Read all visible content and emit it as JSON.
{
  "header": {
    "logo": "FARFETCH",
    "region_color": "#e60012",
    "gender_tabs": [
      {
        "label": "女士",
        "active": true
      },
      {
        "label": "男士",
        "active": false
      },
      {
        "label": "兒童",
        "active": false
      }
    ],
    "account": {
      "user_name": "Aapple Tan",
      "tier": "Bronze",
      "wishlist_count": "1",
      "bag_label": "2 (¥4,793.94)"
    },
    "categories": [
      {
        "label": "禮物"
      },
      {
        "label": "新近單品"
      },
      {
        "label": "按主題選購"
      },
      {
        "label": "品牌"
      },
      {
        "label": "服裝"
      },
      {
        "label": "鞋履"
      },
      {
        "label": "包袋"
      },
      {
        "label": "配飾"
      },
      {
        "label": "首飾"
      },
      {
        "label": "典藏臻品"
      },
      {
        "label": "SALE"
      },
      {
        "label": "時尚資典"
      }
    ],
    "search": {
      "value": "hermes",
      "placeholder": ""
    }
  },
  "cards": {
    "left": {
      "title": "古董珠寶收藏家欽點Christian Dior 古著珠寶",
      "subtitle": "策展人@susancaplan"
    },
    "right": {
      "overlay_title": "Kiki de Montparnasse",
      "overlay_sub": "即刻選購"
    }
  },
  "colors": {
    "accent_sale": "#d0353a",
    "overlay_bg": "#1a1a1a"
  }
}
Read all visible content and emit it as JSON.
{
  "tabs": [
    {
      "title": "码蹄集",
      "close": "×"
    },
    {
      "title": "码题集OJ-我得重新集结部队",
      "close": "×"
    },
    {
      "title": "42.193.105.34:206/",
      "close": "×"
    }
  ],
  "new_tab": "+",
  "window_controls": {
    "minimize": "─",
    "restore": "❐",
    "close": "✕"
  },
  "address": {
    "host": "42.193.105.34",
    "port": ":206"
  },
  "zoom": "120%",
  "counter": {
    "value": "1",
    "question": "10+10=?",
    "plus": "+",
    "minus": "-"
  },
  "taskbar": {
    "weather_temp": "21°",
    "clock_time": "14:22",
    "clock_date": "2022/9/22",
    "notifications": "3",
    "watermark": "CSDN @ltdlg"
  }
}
• • •
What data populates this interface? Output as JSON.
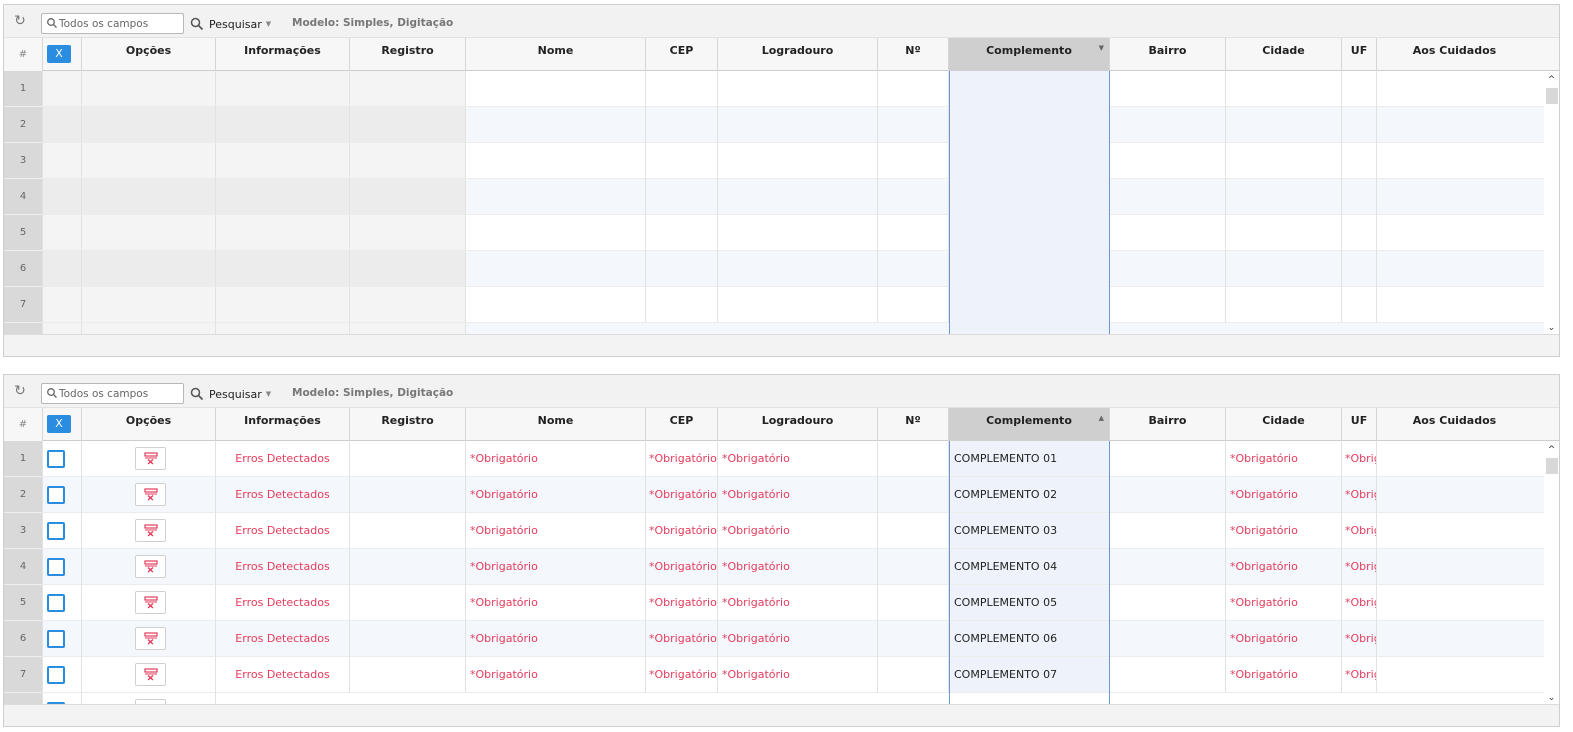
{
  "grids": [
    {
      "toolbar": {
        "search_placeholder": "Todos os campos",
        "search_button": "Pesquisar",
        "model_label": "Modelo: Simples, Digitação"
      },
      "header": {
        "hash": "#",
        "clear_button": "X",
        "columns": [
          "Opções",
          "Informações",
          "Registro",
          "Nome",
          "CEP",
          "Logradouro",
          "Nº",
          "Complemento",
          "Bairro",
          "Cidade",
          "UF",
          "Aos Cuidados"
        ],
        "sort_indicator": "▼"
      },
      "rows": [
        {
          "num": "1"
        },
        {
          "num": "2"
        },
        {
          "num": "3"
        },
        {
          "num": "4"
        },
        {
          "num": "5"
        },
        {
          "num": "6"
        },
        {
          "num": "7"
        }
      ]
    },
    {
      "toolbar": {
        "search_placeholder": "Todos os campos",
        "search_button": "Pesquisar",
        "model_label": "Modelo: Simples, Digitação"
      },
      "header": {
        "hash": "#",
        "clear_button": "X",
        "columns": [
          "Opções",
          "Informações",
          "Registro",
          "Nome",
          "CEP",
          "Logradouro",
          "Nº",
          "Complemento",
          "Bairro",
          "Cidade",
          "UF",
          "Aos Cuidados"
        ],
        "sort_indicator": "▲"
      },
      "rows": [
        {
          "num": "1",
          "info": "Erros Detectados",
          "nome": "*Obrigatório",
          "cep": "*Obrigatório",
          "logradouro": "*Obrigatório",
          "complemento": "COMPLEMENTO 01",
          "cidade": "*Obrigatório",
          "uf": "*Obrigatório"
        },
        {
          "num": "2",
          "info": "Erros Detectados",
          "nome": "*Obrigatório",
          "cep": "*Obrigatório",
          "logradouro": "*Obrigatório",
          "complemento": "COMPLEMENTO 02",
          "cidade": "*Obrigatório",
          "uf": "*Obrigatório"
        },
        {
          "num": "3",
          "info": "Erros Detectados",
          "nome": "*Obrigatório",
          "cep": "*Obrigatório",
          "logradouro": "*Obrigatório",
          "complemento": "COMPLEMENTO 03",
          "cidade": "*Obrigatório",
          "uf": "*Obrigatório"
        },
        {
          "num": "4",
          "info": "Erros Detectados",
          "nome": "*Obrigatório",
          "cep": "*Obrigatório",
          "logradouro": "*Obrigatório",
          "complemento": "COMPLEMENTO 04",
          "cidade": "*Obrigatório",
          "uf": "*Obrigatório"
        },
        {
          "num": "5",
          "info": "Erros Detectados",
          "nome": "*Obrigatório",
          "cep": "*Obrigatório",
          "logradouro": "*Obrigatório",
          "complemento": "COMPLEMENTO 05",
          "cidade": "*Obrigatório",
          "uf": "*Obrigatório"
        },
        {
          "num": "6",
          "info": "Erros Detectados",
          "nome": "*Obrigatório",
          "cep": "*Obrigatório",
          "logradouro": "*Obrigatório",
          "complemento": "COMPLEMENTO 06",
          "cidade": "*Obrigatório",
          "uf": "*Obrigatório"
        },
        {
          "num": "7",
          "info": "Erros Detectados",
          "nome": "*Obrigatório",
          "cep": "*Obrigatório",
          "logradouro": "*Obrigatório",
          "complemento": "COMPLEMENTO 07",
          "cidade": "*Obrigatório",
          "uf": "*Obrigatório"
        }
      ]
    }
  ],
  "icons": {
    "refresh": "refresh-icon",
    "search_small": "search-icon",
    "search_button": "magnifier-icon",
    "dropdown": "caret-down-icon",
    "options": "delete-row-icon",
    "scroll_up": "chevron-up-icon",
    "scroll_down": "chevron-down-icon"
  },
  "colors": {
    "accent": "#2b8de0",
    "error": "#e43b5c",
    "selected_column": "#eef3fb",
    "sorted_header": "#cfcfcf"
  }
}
• • •
→ Written problem:
Search the lines above for the string "down" and copy each line that has it.

→ Output of the exercise:
    "dropdown": "caret-down-icon",
    "scroll_down": "chevron-down-icon"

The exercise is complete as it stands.